>> BEGIN
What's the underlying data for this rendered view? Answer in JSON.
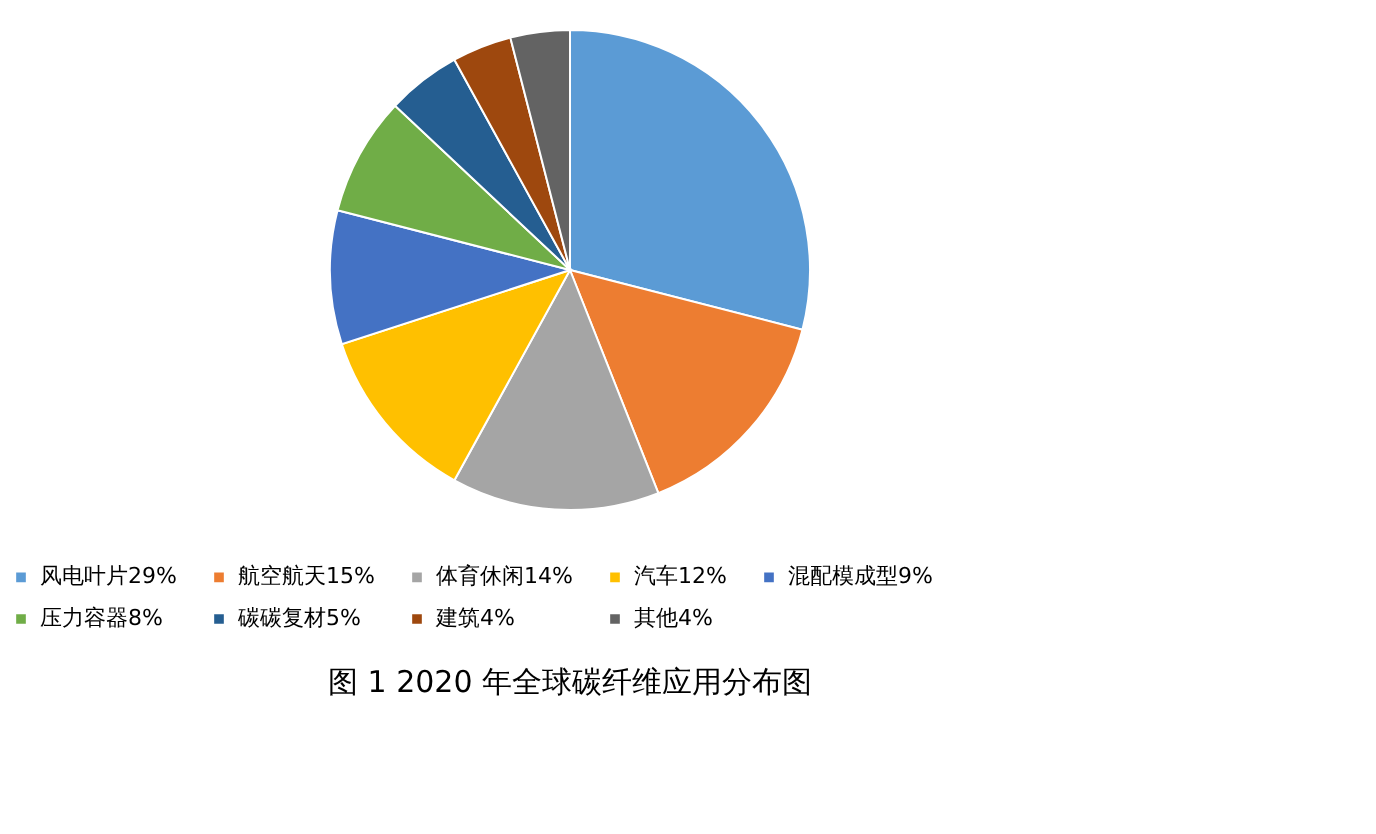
{
  "chart_data": {
    "type": "pie",
    "title": "图 1  2020 年全球碳纤维应用分布图",
    "categories": [
      "风电叶片29%",
      "航空航天15%",
      "体育休闲14%",
      "汽车12%",
      "混配模成型9%",
      "压力容器8%",
      "碳碳复材5%",
      "建筑4%",
      "其他4%"
    ],
    "values": [
      29,
      15,
      14,
      12,
      9,
      8,
      5,
      4,
      4
    ],
    "colors": [
      "#5b9bd5",
      "#ed7d31",
      "#a5a5a5",
      "#ffc000",
      "#4472c4",
      "#70ad47",
      "#255e91",
      "#9e480e",
      "#636363"
    ],
    "legend": "bottom"
  }
}
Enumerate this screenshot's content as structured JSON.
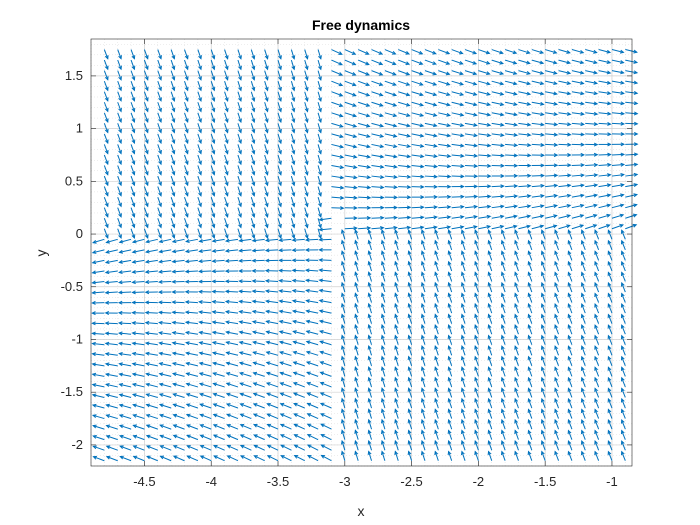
{
  "chart_data": {
    "type": "quiver",
    "title": "Free dynamics",
    "xlabel": "x",
    "ylabel": "y",
    "xlim": [
      -4.9,
      -0.85
    ],
    "ylim": [
      -2.2,
      1.85
    ],
    "xticks": [
      -4.5,
      -4,
      -3.5,
      -3,
      -2.5,
      -2,
      -1.5,
      -1
    ],
    "xtick_labels": [
      "-4.5",
      "-4",
      "-3.5",
      "-3",
      "-2.5",
      "-2",
      "-1.5",
      "-1"
    ],
    "yticks": [
      -2,
      -1.5,
      -1,
      -0.5,
      0,
      0.5,
      1,
      1.5
    ],
    "ytick_labels": [
      "-2",
      "-1.5",
      "-1",
      "-0.5",
      "0",
      "0.5",
      "1",
      "1.5"
    ],
    "grid": true,
    "grid_minor": true,
    "grid_x": {
      "start": -4.9,
      "step": 0.1,
      "count": 41
    },
    "grid_y": {
      "start": -2.2,
      "step": 0.1,
      "count": 41
    },
    "arrow_spacing": {
      "x_step": 0.1,
      "y_step": 0.1
    },
    "series_color": "#0072BD",
    "field_description": "Vector field of free dynamics around attractor near (-3.1, 0); flow converges toward the separatrix line",
    "field": {
      "center": [
        -3.1,
        0.0
      ],
      "rotation": 0.35,
      "scale": 0.09
    }
  }
}
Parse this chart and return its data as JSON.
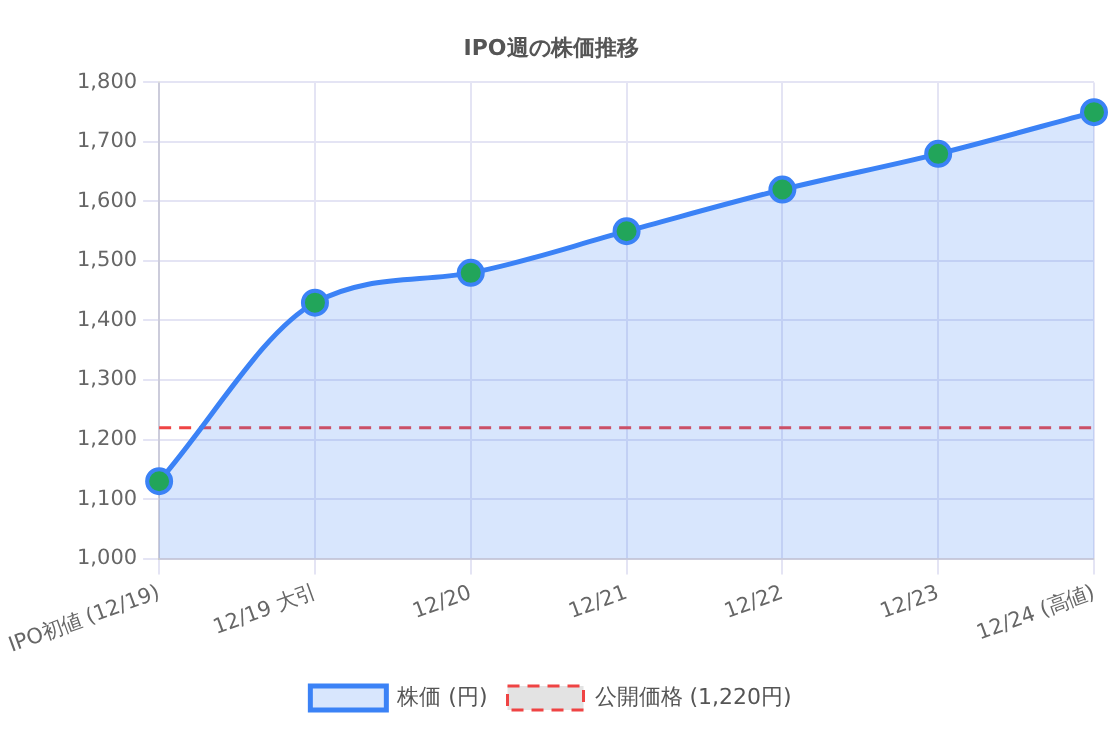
{
  "chart_data": {
    "type": "area",
    "title": "IPO週の株価推移",
    "categories": [
      "IPO初値 (12/19)",
      "12/19 大引",
      "12/20",
      "12/21",
      "12/22",
      "12/23",
      "12/24 (高値)"
    ],
    "series": [
      {
        "name": "株価 (円)",
        "color": "#3b82f6",
        "values": [
          1130,
          1430,
          1480,
          1550,
          1620,
          1680,
          1750
        ]
      }
    ],
    "ylim": [
      1000,
      1800
    ],
    "yticks": [
      {
        "value": 1000,
        "label": "1,000"
      },
      {
        "value": 1100,
        "label": "1,100"
      },
      {
        "value": 1200,
        "label": "1,200"
      },
      {
        "value": 1300,
        "label": "1,300"
      },
      {
        "value": 1400,
        "label": "1,400"
      },
      {
        "value": 1500,
        "label": "1,500"
      },
      {
        "value": 1600,
        "label": "1,600"
      },
      {
        "value": 1700,
        "label": "1,700"
      },
      {
        "value": 1800,
        "label": "1,800"
      }
    ],
    "ref_lines": [
      {
        "axis": "y",
        "value": 1220,
        "label": "公開価格 (1,220円)",
        "color": "#ef4444",
        "line_style": "dashed"
      }
    ],
    "grid": true,
    "legend": "bottom",
    "marker": "circle",
    "line_style": "solid"
  }
}
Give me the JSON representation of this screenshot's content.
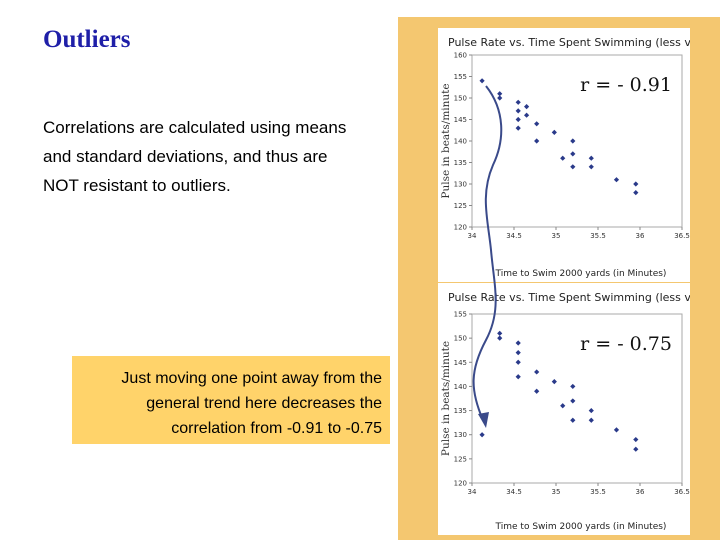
{
  "slide": {
    "title": "Outliers",
    "body": "Correlations are calculated using means and standard deviations, and thus are NOT resistant to outliers.",
    "callout": "Just moving one point away from the general trend here decreases the correlation from -0.91 to -0.75"
  },
  "colors": {
    "title": "#1f1fa8",
    "callout_bg": "#ffd36a",
    "panel_bg": "#f4c770",
    "points": "#2a3a8a"
  },
  "chart_data": [
    {
      "type": "scatter",
      "title": "Pulse Rate vs. Time Spent Swimming (less variation)",
      "xlabel": "Time to Swim 2000 yards (in Minutes)",
      "ylabel": "Pulse in beats/minute",
      "xlim": [
        34,
        36.5
      ],
      "ylim": [
        120,
        160
      ],
      "xticks": [
        "34",
        "34.5",
        "35",
        "35.5",
        "36",
        "36.5"
      ],
      "yticks": [
        "120",
        "125",
        "130",
        "135",
        "140",
        "145",
        "150",
        "155",
        "160"
      ],
      "annotation": "r = - 0.91",
      "points": [
        {
          "x": 34.12,
          "y": 154
        },
        {
          "x": 34.33,
          "y": 150
        },
        {
          "x": 34.33,
          "y": 151
        },
        {
          "x": 34.55,
          "y": 149
        },
        {
          "x": 34.55,
          "y": 147
        },
        {
          "x": 34.55,
          "y": 145
        },
        {
          "x": 34.55,
          "y": 143
        },
        {
          "x": 34.65,
          "y": 148
        },
        {
          "x": 34.65,
          "y": 146
        },
        {
          "x": 34.77,
          "y": 144
        },
        {
          "x": 34.77,
          "y": 140
        },
        {
          "x": 34.98,
          "y": 142
        },
        {
          "x": 35.08,
          "y": 136
        },
        {
          "x": 35.2,
          "y": 140
        },
        {
          "x": 35.2,
          "y": 137
        },
        {
          "x": 35.2,
          "y": 134
        },
        {
          "x": 35.42,
          "y": 136
        },
        {
          "x": 35.42,
          "y": 134
        },
        {
          "x": 35.72,
          "y": 131
        },
        {
          "x": 35.95,
          "y": 130
        },
        {
          "x": 35.95,
          "y": 128
        }
      ]
    },
    {
      "type": "scatter",
      "title": "Pulse Rate vs. Time Spent Swimming (less variation)",
      "xlabel": "Time to Swim 2000 yards (in Minutes)",
      "ylabel": "Pulse in beats/minute",
      "xlim": [
        34,
        36.5
      ],
      "ylim": [
        120,
        155
      ],
      "xticks": [
        "34",
        "34.5",
        "35",
        "35.5",
        "36",
        "36.5"
      ],
      "yticks": [
        "120",
        "125",
        "130",
        "135",
        "140",
        "145",
        "150",
        "155"
      ],
      "annotation": "r = - 0.75",
      "points": [
        {
          "x": 34.12,
          "y": 130
        },
        {
          "x": 34.33,
          "y": 151
        },
        {
          "x": 34.33,
          "y": 150
        },
        {
          "x": 34.55,
          "y": 149
        },
        {
          "x": 34.55,
          "y": 147
        },
        {
          "x": 34.55,
          "y": 145
        },
        {
          "x": 34.55,
          "y": 142
        },
        {
          "x": 34.77,
          "y": 143
        },
        {
          "x": 34.77,
          "y": 139
        },
        {
          "x": 34.98,
          "y": 141
        },
        {
          "x": 35.08,
          "y": 136
        },
        {
          "x": 35.2,
          "y": 140
        },
        {
          "x": 35.2,
          "y": 137
        },
        {
          "x": 35.2,
          "y": 133
        },
        {
          "x": 35.42,
          "y": 135
        },
        {
          "x": 35.42,
          "y": 133
        },
        {
          "x": 35.72,
          "y": 131
        },
        {
          "x": 35.95,
          "y": 129
        },
        {
          "x": 35.95,
          "y": 127
        }
      ]
    }
  ]
}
>> END
Scan the records for the string "type". Copy each line in which it appears.

    "type": "pie",
    "type": "quiver",
    "type": "area",
      "type": "scatter",
      "type": "scatter",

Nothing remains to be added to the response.